## PROBLEM DESCRIPTION:
Below are some records. Copy every line in them that holds "title".

── TASK MATERIAL ──

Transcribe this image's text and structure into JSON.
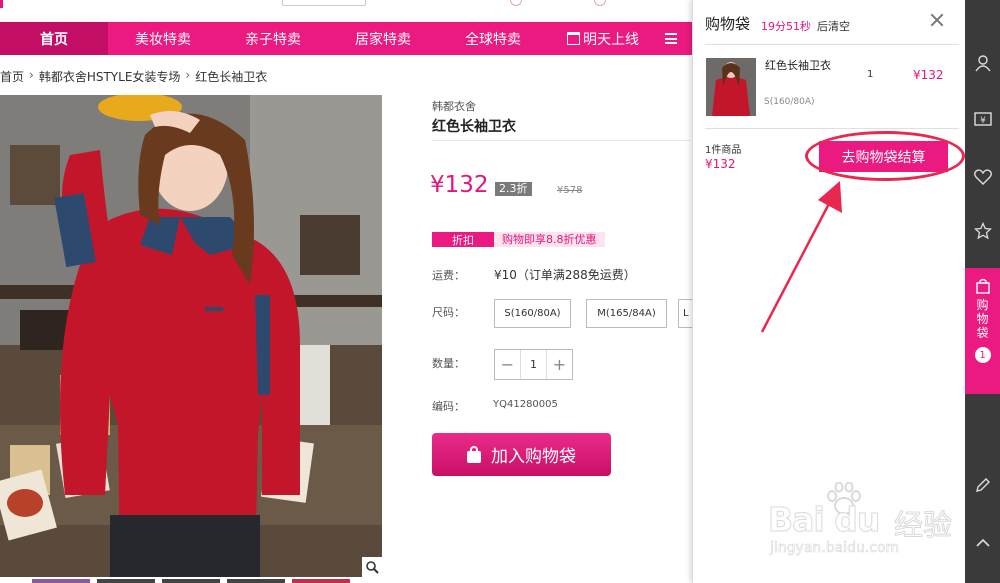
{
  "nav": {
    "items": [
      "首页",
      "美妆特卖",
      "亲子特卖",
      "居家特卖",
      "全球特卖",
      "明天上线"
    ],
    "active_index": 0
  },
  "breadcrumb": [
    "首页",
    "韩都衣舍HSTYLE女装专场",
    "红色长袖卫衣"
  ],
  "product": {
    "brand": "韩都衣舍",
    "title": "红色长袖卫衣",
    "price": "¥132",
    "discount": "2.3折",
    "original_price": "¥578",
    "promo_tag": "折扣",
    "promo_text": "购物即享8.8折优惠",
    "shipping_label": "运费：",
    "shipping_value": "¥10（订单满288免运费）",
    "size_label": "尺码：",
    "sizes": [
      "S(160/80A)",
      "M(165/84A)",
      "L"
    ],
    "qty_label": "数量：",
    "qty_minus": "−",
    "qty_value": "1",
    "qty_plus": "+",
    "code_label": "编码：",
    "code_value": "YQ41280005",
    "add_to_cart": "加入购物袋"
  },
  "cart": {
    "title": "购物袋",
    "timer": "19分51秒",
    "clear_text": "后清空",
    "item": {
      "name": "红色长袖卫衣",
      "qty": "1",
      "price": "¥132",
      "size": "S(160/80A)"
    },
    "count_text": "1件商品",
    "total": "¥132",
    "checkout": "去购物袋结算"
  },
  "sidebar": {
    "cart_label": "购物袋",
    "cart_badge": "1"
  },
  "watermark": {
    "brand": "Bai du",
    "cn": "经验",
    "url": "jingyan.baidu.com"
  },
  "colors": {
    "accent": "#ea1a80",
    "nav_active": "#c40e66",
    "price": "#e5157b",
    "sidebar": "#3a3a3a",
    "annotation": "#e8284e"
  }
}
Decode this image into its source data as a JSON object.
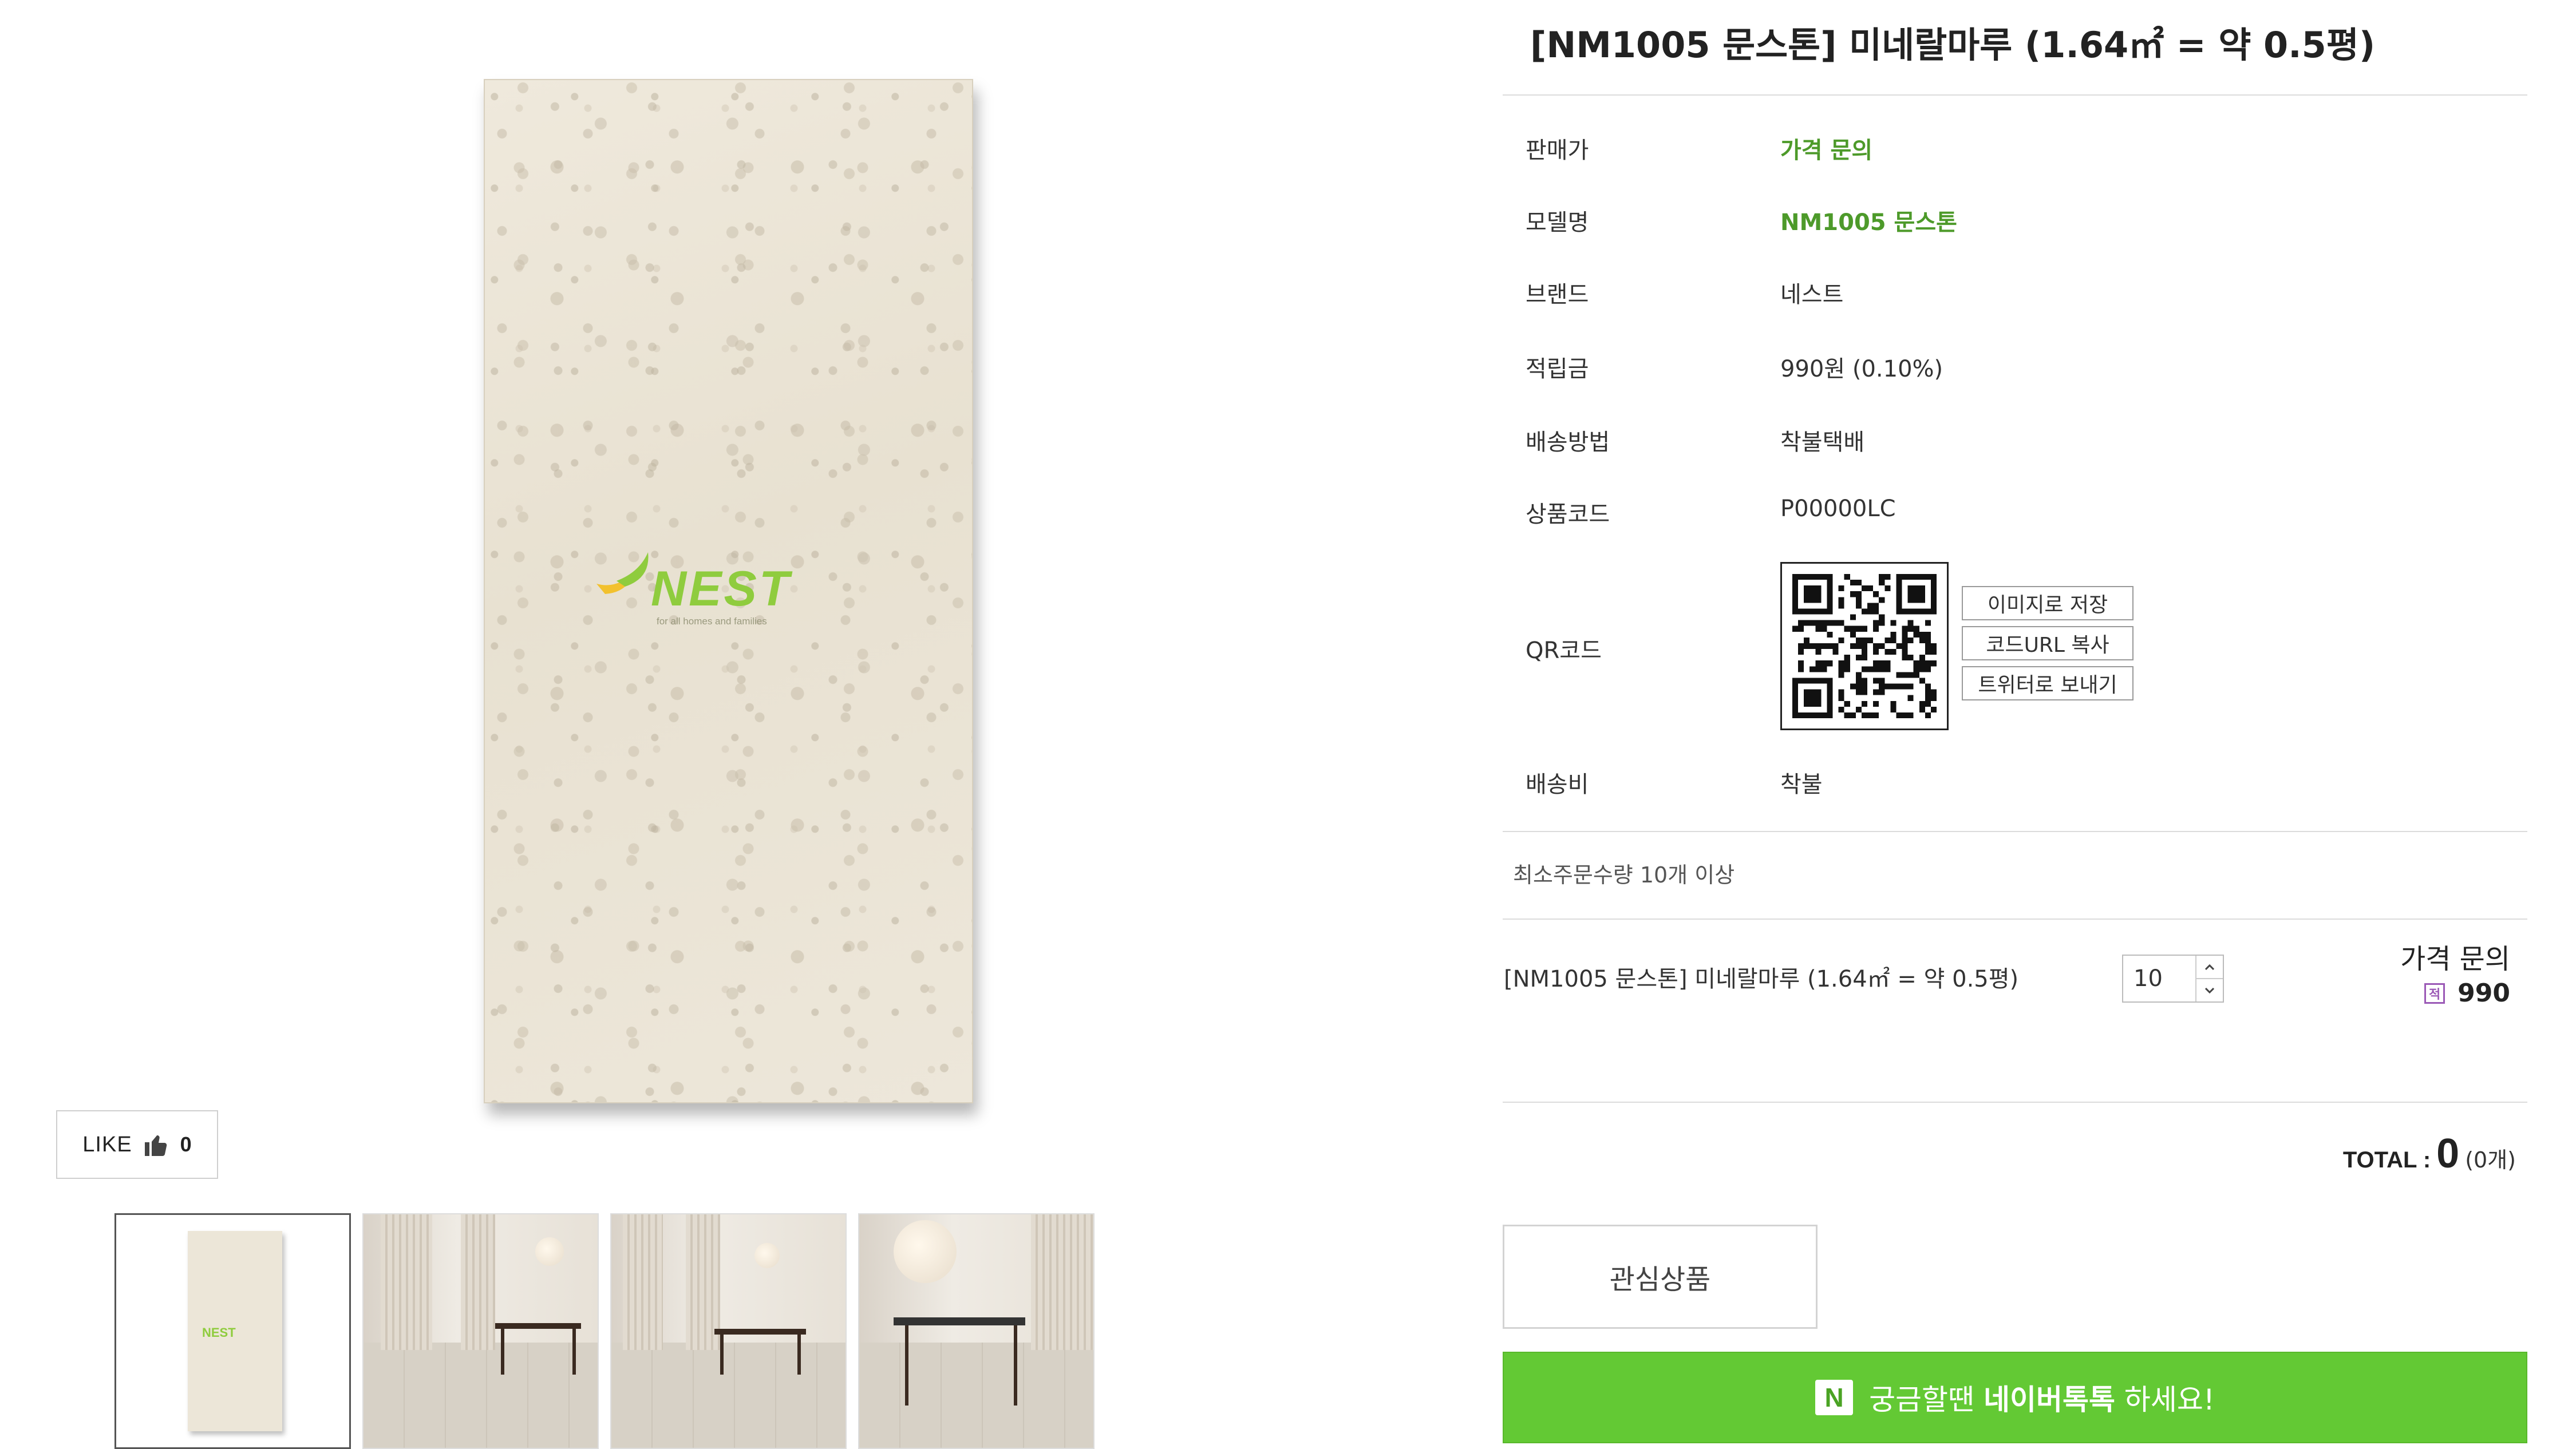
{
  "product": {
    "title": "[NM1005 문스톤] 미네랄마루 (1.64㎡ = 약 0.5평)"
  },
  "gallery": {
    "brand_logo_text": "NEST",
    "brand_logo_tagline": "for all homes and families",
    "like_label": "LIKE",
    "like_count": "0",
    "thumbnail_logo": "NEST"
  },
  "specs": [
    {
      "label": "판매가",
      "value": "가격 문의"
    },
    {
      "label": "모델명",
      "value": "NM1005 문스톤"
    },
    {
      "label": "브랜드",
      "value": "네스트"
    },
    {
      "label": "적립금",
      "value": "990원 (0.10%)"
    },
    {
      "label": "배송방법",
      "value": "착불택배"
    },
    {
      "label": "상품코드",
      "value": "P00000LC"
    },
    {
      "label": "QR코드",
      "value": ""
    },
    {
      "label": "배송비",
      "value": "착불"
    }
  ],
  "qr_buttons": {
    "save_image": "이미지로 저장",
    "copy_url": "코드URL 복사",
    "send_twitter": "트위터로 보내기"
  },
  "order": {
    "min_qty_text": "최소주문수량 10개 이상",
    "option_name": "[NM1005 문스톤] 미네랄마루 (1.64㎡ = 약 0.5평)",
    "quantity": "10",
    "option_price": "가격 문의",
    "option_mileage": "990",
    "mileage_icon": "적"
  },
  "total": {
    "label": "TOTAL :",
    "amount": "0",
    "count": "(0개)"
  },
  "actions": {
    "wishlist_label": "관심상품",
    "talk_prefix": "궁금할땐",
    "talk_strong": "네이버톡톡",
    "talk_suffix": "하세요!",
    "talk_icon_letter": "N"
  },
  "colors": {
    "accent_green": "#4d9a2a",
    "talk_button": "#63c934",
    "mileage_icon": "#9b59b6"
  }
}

───
── TASK MATERIAL ──

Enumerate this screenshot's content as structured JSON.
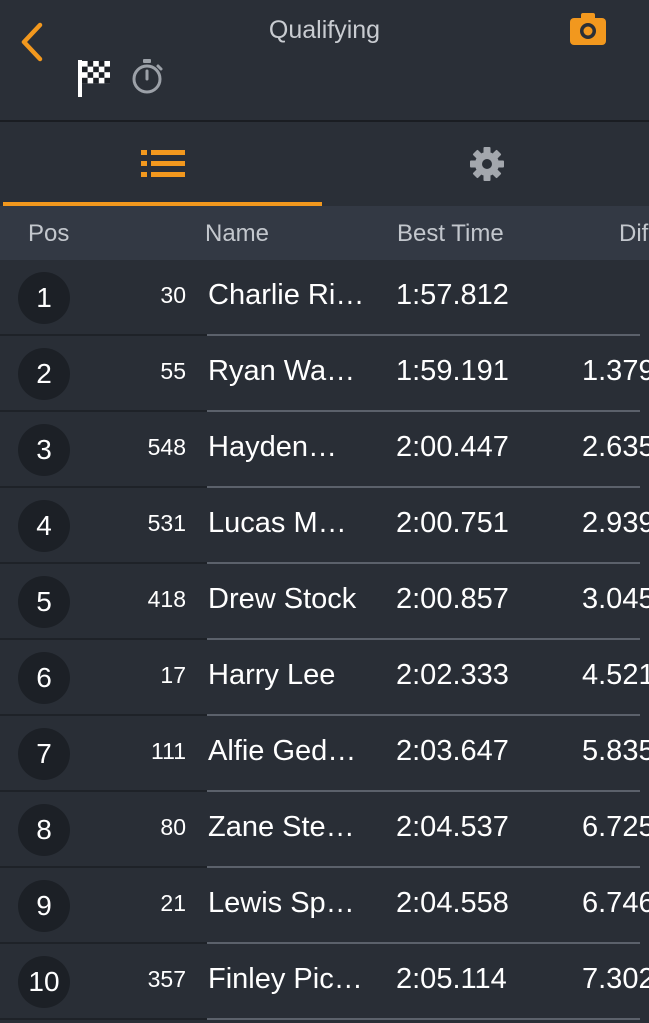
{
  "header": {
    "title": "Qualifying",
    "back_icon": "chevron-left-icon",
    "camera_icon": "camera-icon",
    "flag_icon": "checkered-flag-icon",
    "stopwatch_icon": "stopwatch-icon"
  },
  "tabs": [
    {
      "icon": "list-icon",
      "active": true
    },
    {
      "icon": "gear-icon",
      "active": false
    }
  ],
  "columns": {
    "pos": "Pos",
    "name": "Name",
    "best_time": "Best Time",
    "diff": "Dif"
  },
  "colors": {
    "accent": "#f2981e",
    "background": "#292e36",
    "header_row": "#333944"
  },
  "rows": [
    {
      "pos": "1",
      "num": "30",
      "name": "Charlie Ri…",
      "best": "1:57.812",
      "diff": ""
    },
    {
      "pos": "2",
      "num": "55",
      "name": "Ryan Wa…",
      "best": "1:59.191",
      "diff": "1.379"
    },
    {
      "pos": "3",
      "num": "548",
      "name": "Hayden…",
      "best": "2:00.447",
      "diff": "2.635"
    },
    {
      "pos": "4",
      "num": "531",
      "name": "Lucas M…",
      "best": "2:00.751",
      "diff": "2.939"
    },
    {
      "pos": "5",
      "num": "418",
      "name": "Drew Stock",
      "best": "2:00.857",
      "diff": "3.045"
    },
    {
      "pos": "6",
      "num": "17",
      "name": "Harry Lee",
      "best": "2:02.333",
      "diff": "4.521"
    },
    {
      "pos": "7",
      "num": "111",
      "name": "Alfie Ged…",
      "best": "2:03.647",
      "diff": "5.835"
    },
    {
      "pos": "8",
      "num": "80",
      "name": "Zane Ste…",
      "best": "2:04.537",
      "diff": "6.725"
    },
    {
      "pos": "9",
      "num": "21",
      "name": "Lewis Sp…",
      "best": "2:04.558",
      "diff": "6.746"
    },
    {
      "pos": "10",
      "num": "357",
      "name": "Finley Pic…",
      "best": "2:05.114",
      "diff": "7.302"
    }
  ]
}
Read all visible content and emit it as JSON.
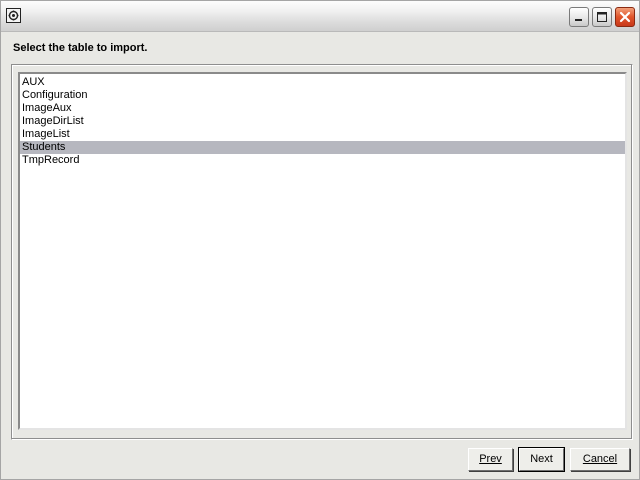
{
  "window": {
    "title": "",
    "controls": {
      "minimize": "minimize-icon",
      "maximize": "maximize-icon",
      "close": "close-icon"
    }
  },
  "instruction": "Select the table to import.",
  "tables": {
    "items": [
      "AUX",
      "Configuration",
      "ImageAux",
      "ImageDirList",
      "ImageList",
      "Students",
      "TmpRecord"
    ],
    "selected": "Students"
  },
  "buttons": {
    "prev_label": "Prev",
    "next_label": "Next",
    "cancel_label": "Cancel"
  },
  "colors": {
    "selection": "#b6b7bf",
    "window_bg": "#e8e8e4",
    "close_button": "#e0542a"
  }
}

───

## THE OUTPUT:
    "title": "红色长袖卫衣",
    "title": "购物袋",
    "title": "[NM1005 문스톤] 미네랄마루 (1.64㎡ = 약 0.5평)"
    "title": "Qualifying",
    "title": "",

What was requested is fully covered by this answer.